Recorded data
◇ ◇ ◇
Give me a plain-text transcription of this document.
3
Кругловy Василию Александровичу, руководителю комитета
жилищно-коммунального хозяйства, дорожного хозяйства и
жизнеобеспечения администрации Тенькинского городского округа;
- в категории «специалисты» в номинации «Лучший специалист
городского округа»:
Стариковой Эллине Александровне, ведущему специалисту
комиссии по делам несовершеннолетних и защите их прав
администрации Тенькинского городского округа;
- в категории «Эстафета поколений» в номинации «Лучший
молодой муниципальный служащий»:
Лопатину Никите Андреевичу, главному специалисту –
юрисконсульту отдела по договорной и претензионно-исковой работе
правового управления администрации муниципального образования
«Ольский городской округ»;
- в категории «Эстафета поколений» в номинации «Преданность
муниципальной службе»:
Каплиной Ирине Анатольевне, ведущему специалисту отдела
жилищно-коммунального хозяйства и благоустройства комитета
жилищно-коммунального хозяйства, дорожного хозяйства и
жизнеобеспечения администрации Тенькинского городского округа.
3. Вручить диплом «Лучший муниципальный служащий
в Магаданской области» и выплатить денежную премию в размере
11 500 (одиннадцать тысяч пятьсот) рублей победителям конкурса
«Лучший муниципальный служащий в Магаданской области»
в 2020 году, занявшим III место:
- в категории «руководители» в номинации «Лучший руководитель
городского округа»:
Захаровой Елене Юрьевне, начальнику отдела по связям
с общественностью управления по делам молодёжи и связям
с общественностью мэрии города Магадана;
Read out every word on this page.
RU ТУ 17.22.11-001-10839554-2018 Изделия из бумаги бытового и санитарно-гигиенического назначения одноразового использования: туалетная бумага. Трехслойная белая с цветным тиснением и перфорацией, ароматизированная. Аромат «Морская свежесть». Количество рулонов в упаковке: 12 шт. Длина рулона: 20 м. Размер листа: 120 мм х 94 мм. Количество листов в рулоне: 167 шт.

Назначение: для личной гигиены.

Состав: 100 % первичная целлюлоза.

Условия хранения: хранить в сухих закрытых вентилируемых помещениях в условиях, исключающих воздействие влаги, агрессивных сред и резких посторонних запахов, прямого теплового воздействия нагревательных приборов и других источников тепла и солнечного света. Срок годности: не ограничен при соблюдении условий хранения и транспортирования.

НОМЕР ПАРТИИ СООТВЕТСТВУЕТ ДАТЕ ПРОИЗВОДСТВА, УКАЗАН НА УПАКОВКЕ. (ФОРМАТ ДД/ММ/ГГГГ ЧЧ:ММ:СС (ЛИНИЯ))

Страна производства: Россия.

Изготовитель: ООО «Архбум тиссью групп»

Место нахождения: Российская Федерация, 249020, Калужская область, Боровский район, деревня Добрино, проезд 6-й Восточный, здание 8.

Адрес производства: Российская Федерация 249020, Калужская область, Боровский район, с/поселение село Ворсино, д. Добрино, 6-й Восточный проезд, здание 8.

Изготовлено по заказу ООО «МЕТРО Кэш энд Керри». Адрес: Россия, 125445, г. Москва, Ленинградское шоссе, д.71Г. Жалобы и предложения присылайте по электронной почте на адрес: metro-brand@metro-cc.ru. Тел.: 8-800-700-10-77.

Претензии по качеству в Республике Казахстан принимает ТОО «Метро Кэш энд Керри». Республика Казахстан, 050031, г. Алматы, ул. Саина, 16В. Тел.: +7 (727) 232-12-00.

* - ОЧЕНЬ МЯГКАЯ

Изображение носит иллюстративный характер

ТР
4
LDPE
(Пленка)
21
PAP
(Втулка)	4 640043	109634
◇ ◇ ◇
_Aim_
Send back every record, precisely as written.

_Exercise solution_
Give me a plain-text transcription of this document.
3
Кругловy Василию Александровичу, руководителю комитета
жилищно-коммунального хозяйства, дорожного хозяйства и
жизнеобеспечения администрации Тенькинского городского округа;
- в категории «специалисты» в номинации «Лучший специалист
городского округа»:
Стариковой Эллине Александровне, ведущему специалисту
комиссии по делам несовершеннолетних и защите их прав
администрации Тенькинского городского округа;
- в категории «Эстафета поколений» в номинации «Лучший
молодой муниципальный служащий»:
Лопатину Никите Андреевичу, главному специалисту –
юрисконсульту отдела по договорной и претензионно-исковой работе
правового управления администрации муниципального образования
«Ольский городской округ»;
- в категории «Эстафета поколений» в номинации «Преданность
муниципальной службе»:
Каплиной Ирине Анатольевне, ведущему специалисту отдела
жилищно-коммунального хозяйства и благоустройства комитета
жилищно-коммунального хозяйства, дорожного хозяйства и
жизнеобеспечения администрации Тенькинского городского округа.
3. Вручить диплом «Лучший муниципальный служащий
в Магаданской области» и выплатить денежную премию в размере
11 500 (одиннадцать тысяч пятьсот) рублей победителям конкурса
«Лучший муниципальный служащий в Магаданской области»
в 2020 году, занявшим III место:
- в категории «руководители» в номинации «Лучший руководитель
городского округа»:
Захаровой Елене Юрьевне, начальнику отдела по связям
с общественностью управления по делам молодёжи и связям
с общественностью мэрии города Магадана;
Read out every word on this page.
RU ТУ 17.22.11-001-10839554-2018 Изделия из бумаги бытового и санитарно-гигиенического назначения одноразового использования: туалетная бумага. Трехслойная белая с цветным тиснением и перфорацией, ароматизированная. Аромат «Морская свежесть». Количество рулонов в упаковке: 12 шт. Длина рулона: 20 м. Размер листа: 120 мм х 94 мм. Количество листов в рулоне: 167 шт.

Назначение: для личной гигиены.

Состав: 100 % первичная целлюлоза.

Условия хранения: хранить в сухих закрытых вентилируемых помещениях в условиях, исключающих воздействие влаги, агрессивных сред и резких посторонних запахов, прямого теплового воздействия нагревательных приборов и других источников тепла и солнечного света. Срок годности: не ограничен при соблюдении условий хранения и транспортирования.

НОМЕР ПАРТИИ СООТВЕТСТВУЕТ ДАТЕ ПРОИЗВОДСТВА, УКАЗАН НА УПАКОВКЕ. (ФОРМАТ ДД/ММ/ГГГГ ЧЧ:ММ:СС (ЛИНИЯ))

Страна производства: Россия.

Изготовитель: ООО «Архбум тиссью групп»

Место нахождения: Российская Федерация, 249020, Калужская область, Боровский район, деревня Добрино, проезд 6-й Восточный, здание 8.

Адрес производства: Российская Федерация 249020, Калужская область, Боровский район, с/поселение село Ворсино, д. Добрино, 6-й Восточный проезд, здание 8.

Изготовлено по заказу ООО «МЕТРО Кэш энд Керри». Адрес: Россия, 125445, г. Москва, Ленинградское шоссе, д.71Г. Жалобы и предложения присылайте по электронной почте на адрес: metro-brand@metro-cc.ru. Тел.: 8-800-700-10-77.

Претензии по качеству в Республике Казахстан принимает ТОО «Метро Кэш энд Керри». Республика Казахстан, 050031, г. Алматы, ул. Саина, 16В. Тел.: +7 (727) 232-12-00.

* - ОЧЕНЬ МЯГКАЯ

Изображение носит иллюстративный характер

ТР
4
LDPE
(Пленка)
21
PAP
(Втулка)	4 640043	109634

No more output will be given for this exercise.